Start of Provided material

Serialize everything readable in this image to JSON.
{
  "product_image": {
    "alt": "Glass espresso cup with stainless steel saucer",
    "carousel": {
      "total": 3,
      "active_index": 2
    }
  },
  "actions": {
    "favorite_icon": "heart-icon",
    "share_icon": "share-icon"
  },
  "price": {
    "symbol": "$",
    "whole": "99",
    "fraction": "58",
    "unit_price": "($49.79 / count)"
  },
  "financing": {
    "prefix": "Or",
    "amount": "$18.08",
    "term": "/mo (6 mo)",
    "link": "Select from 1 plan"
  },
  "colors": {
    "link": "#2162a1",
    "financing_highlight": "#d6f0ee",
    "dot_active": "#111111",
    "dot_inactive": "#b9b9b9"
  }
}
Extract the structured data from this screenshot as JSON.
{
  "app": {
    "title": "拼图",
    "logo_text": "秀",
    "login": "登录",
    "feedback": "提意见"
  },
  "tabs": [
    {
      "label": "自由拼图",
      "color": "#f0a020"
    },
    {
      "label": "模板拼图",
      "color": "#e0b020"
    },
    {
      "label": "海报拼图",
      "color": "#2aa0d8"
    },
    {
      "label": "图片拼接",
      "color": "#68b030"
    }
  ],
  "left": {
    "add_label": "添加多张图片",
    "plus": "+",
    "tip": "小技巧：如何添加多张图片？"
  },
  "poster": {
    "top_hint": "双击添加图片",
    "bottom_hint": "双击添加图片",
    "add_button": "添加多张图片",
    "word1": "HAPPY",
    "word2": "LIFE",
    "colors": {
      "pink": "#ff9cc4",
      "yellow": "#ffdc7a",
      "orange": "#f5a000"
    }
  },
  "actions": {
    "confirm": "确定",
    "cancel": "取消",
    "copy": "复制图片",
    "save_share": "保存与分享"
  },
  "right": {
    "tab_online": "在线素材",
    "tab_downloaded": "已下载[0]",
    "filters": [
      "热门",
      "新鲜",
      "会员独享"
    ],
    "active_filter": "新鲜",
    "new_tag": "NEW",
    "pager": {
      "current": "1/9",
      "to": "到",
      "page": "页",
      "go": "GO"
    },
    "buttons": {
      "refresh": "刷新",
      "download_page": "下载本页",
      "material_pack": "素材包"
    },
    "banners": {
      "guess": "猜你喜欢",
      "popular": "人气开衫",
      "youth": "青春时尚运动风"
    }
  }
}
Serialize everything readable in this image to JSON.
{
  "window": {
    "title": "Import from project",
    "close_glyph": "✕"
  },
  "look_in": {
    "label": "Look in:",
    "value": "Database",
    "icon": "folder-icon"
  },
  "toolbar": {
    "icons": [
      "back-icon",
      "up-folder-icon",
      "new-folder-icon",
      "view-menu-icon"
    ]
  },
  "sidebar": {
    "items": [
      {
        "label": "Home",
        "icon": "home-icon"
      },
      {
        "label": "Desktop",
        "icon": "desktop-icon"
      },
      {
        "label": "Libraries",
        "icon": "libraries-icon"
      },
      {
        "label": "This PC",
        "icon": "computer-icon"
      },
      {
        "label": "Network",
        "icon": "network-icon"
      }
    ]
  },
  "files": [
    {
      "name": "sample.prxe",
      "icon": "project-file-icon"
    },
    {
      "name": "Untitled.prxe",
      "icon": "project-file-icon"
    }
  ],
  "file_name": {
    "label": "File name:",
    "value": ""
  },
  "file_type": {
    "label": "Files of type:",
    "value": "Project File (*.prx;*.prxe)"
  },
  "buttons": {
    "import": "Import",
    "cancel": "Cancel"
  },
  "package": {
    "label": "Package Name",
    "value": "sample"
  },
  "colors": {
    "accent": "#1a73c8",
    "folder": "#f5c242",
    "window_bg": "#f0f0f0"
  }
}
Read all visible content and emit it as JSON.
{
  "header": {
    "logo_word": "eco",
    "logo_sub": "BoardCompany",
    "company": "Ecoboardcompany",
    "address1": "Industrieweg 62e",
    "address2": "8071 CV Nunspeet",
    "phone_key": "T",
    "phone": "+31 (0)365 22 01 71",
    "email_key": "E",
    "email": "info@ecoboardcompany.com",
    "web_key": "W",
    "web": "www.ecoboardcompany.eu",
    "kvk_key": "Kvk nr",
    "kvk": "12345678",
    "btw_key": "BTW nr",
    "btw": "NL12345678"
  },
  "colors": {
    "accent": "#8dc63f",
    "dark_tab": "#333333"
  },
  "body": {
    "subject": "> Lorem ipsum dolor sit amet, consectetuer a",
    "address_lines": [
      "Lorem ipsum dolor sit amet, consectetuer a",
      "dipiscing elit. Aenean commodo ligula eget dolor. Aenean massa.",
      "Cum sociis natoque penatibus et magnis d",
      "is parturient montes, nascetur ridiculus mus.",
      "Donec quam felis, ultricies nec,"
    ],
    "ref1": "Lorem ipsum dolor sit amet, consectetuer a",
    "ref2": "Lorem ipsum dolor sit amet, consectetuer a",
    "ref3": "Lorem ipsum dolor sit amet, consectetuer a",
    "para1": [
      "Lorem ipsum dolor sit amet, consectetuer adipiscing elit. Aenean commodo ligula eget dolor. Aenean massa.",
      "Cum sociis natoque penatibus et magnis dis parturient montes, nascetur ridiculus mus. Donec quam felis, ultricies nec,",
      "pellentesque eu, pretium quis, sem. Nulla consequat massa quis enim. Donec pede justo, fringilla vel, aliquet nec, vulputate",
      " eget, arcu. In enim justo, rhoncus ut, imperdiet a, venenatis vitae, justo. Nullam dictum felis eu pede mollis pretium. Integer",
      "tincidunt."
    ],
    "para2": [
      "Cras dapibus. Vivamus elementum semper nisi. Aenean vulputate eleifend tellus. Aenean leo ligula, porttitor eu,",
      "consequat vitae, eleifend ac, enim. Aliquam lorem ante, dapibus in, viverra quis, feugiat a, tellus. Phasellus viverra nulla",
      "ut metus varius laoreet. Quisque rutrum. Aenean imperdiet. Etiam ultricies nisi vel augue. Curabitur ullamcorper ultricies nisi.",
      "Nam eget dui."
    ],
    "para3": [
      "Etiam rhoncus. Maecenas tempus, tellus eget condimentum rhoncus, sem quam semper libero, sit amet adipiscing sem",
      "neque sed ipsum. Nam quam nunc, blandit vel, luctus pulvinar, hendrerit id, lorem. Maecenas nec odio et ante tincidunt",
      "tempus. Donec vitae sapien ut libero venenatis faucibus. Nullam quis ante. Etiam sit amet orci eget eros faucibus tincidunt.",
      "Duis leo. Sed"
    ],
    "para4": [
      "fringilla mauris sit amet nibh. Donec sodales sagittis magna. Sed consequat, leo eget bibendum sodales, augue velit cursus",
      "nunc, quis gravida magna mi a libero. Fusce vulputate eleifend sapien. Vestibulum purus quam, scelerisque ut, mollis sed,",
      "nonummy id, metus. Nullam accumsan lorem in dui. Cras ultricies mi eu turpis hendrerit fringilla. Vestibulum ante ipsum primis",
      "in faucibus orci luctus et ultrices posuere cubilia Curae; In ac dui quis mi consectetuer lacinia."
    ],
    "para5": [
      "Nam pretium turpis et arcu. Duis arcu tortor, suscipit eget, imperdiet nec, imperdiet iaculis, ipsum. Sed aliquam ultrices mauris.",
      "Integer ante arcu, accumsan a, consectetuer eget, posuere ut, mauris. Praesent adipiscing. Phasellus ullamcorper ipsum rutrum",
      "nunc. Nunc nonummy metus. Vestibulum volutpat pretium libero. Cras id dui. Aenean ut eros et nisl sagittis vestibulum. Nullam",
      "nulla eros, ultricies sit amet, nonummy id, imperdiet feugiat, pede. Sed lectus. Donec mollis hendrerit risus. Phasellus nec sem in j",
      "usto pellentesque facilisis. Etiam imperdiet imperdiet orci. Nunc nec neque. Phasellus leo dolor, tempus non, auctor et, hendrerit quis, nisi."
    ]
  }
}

End of Provided material

:: Exercise brief ::
What is needed here is an exact reproduction of all the entries.

:: Task response ::
Serialize everything readable in this image to JSON.
{
  "product_image": {
    "alt": "Glass espresso cup with stainless steel saucer",
    "carousel": {
      "total": 3,
      "active_index": 2
    }
  },
  "actions": {
    "favorite_icon": "heart-icon",
    "share_icon": "share-icon"
  },
  "price": {
    "symbol": "$",
    "whole": "99",
    "fraction": "58",
    "unit_price": "($49.79 / count)"
  },
  "financing": {
    "prefix": "Or",
    "amount": "$18.08",
    "term": "/mo (6 mo)",
    "link": "Select from 1 plan"
  },
  "colors": {
    "link": "#2162a1",
    "financing_highlight": "#d6f0ee",
    "dot_active": "#111111",
    "dot_inactive": "#b9b9b9"
  }
}
Extract the structured data from this screenshot as JSON.
{
  "app": {
    "title": "拼图",
    "logo_text": "秀",
    "login": "登录",
    "feedback": "提意见"
  },
  "tabs": [
    {
      "label": "自由拼图",
      "color": "#f0a020"
    },
    {
      "label": "模板拼图",
      "color": "#e0b020"
    },
    {
      "label": "海报拼图",
      "color": "#2aa0d8"
    },
    {
      "label": "图片拼接",
      "color": "#68b030"
    }
  ],
  "left": {
    "add_label": "添加多张图片",
    "plus": "+",
    "tip": "小技巧：如何添加多张图片？"
  },
  "poster": {
    "top_hint": "双击添加图片",
    "bottom_hint": "双击添加图片",
    "add_button": "添加多张图片",
    "word1": "HAPPY",
    "word2": "LIFE",
    "colors": {
      "pink": "#ff9cc4",
      "yellow": "#ffdc7a",
      "orange": "#f5a000"
    }
  },
  "actions": {
    "confirm": "确定",
    "cancel": "取消",
    "copy": "复制图片",
    "save_share": "保存与分享"
  },
  "right": {
    "tab_online": "在线素材",
    "tab_downloaded": "已下载[0]",
    "filters": [
      "热门",
      "新鲜",
      "会员独享"
    ],
    "active_filter": "新鲜",
    "new_tag": "NEW",
    "pager": {
      "current": "1/9",
      "to": "到",
      "page": "页",
      "go": "GO"
    },
    "buttons": {
      "refresh": "刷新",
      "download_page": "下载本页",
      "material_pack": "素材包"
    },
    "banners": {
      "guess": "猜你喜欢",
      "popular": "人气开衫",
      "youth": "青春时尚运动风"
    }
  }
}
Serialize everything readable in this image to JSON.
{
  "window": {
    "title": "Import from project",
    "close_glyph": "✕"
  },
  "look_in": {
    "label": "Look in:",
    "value": "Database",
    "icon": "folder-icon"
  },
  "toolbar": {
    "icons": [
      "back-icon",
      "up-folder-icon",
      "new-folder-icon",
      "view-menu-icon"
    ]
  },
  "sidebar": {
    "items": [
      {
        "label": "Home",
        "icon": "home-icon"
      },
      {
        "label": "Desktop",
        "icon": "desktop-icon"
      },
      {
        "label": "Libraries",
        "icon": "libraries-icon"
      },
      {
        "label": "This PC",
        "icon": "computer-icon"
      },
      {
        "label": "Network",
        "icon": "network-icon"
      }
    ]
  },
  "files": [
    {
      "name": "sample.prxe",
      "icon": "project-file-icon"
    },
    {
      "name": "Untitled.prxe",
      "icon": "project-file-icon"
    }
  ],
  "file_name": {
    "label": "File name:",
    "value": ""
  },
  "file_type": {
    "label": "Files of type:",
    "value": "Project File (*.prx;*.prxe)"
  },
  "buttons": {
    "import": "Import",
    "cancel": "Cancel"
  },
  "package": {
    "label": "Package Name",
    "value": "sample"
  },
  "colors": {
    "accent": "#1a73c8",
    "folder": "#f5c242",
    "window_bg": "#f0f0f0"
  }
}
Read all visible content and emit it as JSON.
{
  "header": {
    "logo_word": "eco",
    "logo_sub": "BoardCompany",
    "company": "Ecoboardcompany",
    "address1": "Industrieweg 62e",
    "address2": "8071 CV Nunspeet",
    "phone_key": "T",
    "phone": "+31 (0)365 22 01 71",
    "email_key": "E",
    "email": "info@ecoboardcompany.com",
    "web_key": "W",
    "web": "www.ecoboardcompany.eu",
    "kvk_key": "Kvk nr",
    "kvk": "12345678",
    "btw_key": "BTW nr",
    "btw": "NL12345678"
  },
  "colors": {
    "accent": "#8dc63f",
    "dark_tab": "#333333"
  },
  "body": {
    "subject": "> Lorem ipsum dolor sit amet, consectetuer a",
    "address_lines": [
      "Lorem ipsum dolor sit amet, consectetuer a",
      "dipiscing elit. Aenean commodo ligula eget dolor. Aenean massa.",
      "Cum sociis natoque penatibus et magnis d",
      "is parturient montes, nascetur ridiculus mus.",
      "Donec quam felis, ultricies nec,"
    ],
    "ref1": "Lorem ipsum dolor sit amet, consectetuer a",
    "ref2": "Lorem ipsum dolor sit amet, consectetuer a",
    "ref3": "Lorem ipsum dolor sit amet, consectetuer a",
    "para1": [
      "Lorem ipsum dolor sit amet, consectetuer adipiscing elit. Aenean commodo ligula eget dolor. Aenean massa.",
      "Cum sociis natoque penatibus et magnis dis parturient montes, nascetur ridiculus mus. Donec quam felis, ultricies nec,",
      "pellentesque eu, pretium quis, sem. Nulla consequat massa quis enim. Donec pede justo, fringilla vel, aliquet nec, vulputate",
      " eget, arcu. In enim justo, rhoncus ut, imperdiet a, venenatis vitae, justo. Nullam dictum felis eu pede mollis pretium. Integer",
      "tincidunt."
    ],
    "para2": [
      "Cras dapibus. Vivamus elementum semper nisi. Aenean vulputate eleifend tellus. Aenean leo ligula, porttitor eu,",
      "consequat vitae, eleifend ac, enim. Aliquam lorem ante, dapibus in, viverra quis, feugiat a, tellus. Phasellus viverra nulla",
      "ut metus varius laoreet. Quisque rutrum. Aenean imperdiet. Etiam ultricies nisi vel augue. Curabitur ullamcorper ultricies nisi.",
      "Nam eget dui."
    ],
    "para3": [
      "Etiam rhoncus. Maecenas tempus, tellus eget condimentum rhoncus, sem quam semper libero, sit amet adipiscing sem",
      "neque sed ipsum. Nam quam nunc, blandit vel, luctus pulvinar, hendrerit id, lorem. Maecenas nec odio et ante tincidunt",
      "tempus. Donec vitae sapien ut libero venenatis faucibus. Nullam quis ante. Etiam sit amet orci eget eros faucibus tincidunt.",
      "Duis leo. Sed"
    ],
    "para4": [
      "fringilla mauris sit amet nibh. Donec sodales sagittis magna. Sed consequat, leo eget bibendum sodales, augue velit cursus",
      "nunc, quis gravida magna mi a libero. Fusce vulputate eleifend sapien. Vestibulum purus quam, scelerisque ut, mollis sed,",
      "nonummy id, metus. Nullam accumsan lorem in dui. Cras ultricies mi eu turpis hendrerit fringilla. Vestibulum ante ipsum primis",
      "in faucibus orci luctus et ultrices posuere cubilia Curae; In ac dui quis mi consectetuer lacinia."
    ],
    "para5": [
      "Nam pretium turpis et arcu. Duis arcu tortor, suscipit eget, imperdiet nec, imperdiet iaculis, ipsum. Sed aliquam ultrices mauris.",
      "Integer ante arcu, accumsan a, consectetuer eget, posuere ut, mauris. Praesent adipiscing. Phasellus ullamcorper ipsum rutrum",
      "nunc. Nunc nonummy metus. Vestibulum volutpat pretium libero. Cras id dui. Aenean ut eros et nisl sagittis vestibulum. Nullam",
      "nulla eros, ultricies sit amet, nonummy id, imperdiet feugiat, pede. Sed lectus. Donec mollis hendrerit risus. Phasellus nec sem in j",
      "usto pellentesque facilisis. Etiam imperdiet imperdiet orci. Nunc nec neque. Phasellus leo dolor, tempus non, auctor et, hendrerit quis, nisi."
    ]
  }
}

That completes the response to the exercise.